=== Okuma Metni ===
▼▼▼
Fıkıh | Ahkam

Faiz ve İslam Hukukundaki Yeri

“Allah faizi eksiltir, sadakaları ise arttırır.” Bakara / 276

.
.

Ehlader Araştırma Bölümü

Bismillahirrahmanirrahim

“Allah faizi eksiltir, sadakaları ise arttırır.”[1]

Ribâ, sözlükte; artma, çoğalma, şişme gibi anlamlara gelir. Türkçe’de, fâiz ve ribâ, eş anlamda kullanılır. Bir fıkıh terimi olarak, para ve standart (mislî) malların birbiriyle değişiminde, taraflardan birisi için şart koşulan karşılıksız fazlalığı ifade eder. İslâm’ın çıkışı sırasında ödünç verilen asıl borca “re’sü’l-mâl” (anapara), vade sonunda ödenecek ziyadeye ise “ribâ” denilirdi. Borçları ertelerken eklenecek fazlalık da bu niteliktedir.

Faiz, insanoğlunun ekonomik yaşamındaki en eski problemlerinden biridir. Tarih boyunca hemen hemen bütün toplumlarda olan faiz, yine o toplumlar tarafından bazen yüceltilmiş, ekonominin bir gerçeği olarak kabul edilmiş ve bazen de yerilip, akli ve örfi hiçbir dayanağının bulunmadığı dillendirilmiştir. Fakat tarih bize açık ve net bir şekilde göstermiştir ki; faizi kabul eden toplumlar bunu meşru kılan devirler, insanlık tarihinin en ahlaki yönden çöküntü içinde olan toplum ve devri olmuştur.

Her ne kadar Platon ve Aristo gibi düşünürler faize karşı çıksalar da, eskiden beri toplumlar bunu uygulamışlardı. Günümüzdeki dev kuruluşlar ve bankalar şeklinde olmasa bile, hem fert hem de küçük organize gruplar olarak faiz hem alınıyor hem de veriliyordu. Faiz müessesesi zenginin elinde bir istismar vasıtasıydı. Zira riba adı verilen ve borçlunun ödemek zorunda olduğu fazlalık, bazen asıl borcun kat kat üstüne çıkıyor ve borçlu her geçen gün artan bu fazlalıklar altında ezilip gidiyordu. Bu muamele ile fakir daha da fakirleşirken zengin daha da zengin hâle gelir ve iki sınıf arasındaki uçurum her geçen gün daha da derinleşirdi.
▲▲▲
=== Görev Tanımı 1 ===
Kayıtların ilk satırından başlayıp "tree-item-label: src <box>68 3 90 21</box>" ifadesinin geçtiği satırda biten bölümü, her iki uç da dahil olmak üzere hiçbir değişiklik yapmadan aktarın.
Faiz konulu metin ile kayıtlar arasında hiçbir bağlantı yoktur.

=== Veri Kayıtları ===
▼▼▼
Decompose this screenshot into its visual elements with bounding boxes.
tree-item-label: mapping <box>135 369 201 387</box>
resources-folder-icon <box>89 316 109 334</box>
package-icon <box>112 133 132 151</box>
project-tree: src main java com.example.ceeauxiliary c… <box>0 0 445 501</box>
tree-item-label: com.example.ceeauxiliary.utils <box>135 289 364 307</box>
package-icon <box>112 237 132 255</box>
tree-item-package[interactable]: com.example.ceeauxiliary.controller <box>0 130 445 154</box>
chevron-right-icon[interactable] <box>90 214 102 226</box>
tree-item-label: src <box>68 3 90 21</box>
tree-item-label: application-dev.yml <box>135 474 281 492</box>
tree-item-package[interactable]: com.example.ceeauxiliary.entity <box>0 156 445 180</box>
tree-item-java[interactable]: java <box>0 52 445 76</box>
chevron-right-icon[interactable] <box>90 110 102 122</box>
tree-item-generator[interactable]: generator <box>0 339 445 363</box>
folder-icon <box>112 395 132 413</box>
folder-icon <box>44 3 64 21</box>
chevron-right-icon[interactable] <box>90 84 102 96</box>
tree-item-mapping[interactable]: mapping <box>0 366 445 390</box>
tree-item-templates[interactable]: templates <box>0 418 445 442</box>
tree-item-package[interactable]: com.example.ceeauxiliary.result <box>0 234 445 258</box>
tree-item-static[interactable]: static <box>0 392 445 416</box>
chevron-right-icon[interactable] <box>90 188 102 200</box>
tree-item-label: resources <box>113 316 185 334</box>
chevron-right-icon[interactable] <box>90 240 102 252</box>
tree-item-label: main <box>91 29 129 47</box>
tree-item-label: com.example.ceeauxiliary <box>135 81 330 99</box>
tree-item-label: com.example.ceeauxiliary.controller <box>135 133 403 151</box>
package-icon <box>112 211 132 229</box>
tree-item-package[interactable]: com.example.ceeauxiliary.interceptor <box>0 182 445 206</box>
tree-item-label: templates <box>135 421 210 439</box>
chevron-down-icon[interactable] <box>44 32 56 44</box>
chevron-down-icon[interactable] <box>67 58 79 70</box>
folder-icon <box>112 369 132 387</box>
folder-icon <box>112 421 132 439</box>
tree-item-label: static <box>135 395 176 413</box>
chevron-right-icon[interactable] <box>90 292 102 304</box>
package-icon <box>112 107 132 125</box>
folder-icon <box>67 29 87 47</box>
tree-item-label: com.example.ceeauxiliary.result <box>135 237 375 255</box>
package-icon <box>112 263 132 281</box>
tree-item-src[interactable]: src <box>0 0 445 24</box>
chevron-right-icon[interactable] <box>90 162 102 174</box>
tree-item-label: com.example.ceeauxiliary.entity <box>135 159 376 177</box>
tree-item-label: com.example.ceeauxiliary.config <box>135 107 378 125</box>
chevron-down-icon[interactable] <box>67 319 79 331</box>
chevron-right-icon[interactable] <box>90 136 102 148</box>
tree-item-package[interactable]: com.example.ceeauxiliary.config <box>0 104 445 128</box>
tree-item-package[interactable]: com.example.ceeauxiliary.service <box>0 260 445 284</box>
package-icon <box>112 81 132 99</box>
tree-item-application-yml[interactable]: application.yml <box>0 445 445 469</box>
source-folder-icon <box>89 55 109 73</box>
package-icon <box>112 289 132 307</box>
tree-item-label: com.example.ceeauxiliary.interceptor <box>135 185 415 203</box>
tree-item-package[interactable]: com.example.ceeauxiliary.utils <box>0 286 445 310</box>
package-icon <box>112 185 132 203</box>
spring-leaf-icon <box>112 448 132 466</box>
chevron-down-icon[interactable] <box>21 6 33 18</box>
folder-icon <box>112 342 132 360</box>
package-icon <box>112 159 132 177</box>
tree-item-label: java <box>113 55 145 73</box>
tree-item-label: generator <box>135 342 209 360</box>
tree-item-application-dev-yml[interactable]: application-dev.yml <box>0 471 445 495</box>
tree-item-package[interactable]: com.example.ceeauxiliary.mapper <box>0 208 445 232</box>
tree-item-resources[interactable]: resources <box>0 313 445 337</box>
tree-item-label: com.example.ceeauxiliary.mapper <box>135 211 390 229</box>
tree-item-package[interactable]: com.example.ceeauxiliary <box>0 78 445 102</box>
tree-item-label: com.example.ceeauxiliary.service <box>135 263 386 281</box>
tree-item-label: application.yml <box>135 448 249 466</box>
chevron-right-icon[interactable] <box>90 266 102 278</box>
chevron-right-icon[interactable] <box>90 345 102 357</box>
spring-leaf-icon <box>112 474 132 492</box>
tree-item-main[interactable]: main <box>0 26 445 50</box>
▲▲▲
=== Görev Tanımı 2 ===
Faiz konulu metnin "Faiz, insanoğlunun ekonomik" sözleriyle başlayıp "ve devri olmuştur." sözleriyle biten kısmını harfi harfine yazın.

=== Alıştırma Sonucu 1 ===
Decompose this screenshot into its visual elements with bounding boxes.
tree-item-label: mapping <box>135 369 201 387</box>
resources-folder-icon <box>89 316 109 334</box>
package-icon <box>112 133 132 151</box>
project-tree: src main java com.example.ceeauxiliary c… <box>0 0 445 501</box>
tree-item-label: com.example.ceeauxiliary.utils <box>135 289 364 307</box>
package-icon <box>112 237 132 255</box>
tree-item-package[interactable]: com.example.ceeauxiliary.controller <box>0 130 445 154</box>
chevron-right-icon[interactable] <box>90 214 102 226</box>
tree-item-label: src <box>68 3 90 21</box>

=== Alıştırma Sonucu 2 ===
Faiz, insanoğlunun ekonomik yaşamındaki en eski problemlerinden biridir. Tarih boyunca hemen hemen bütün toplumlarda olan faiz, yine o toplumlar tarafından bazen yüceltilmiş, ekonominin bir gerçeği olarak kabul edilmiş ve bazen de yerilip, akli ve örfi hiçbir dayanağının bulunmadığı dillendirilmiştir. Fakat tarih bize açık ve net bir şekilde göstermiştir ki; faizi kabul eden toplumlar bunu meşru kılan devirler, insanlık tarihinin en ahlaki yönden çöküntü içinde olan toplum ve devri olmuştur.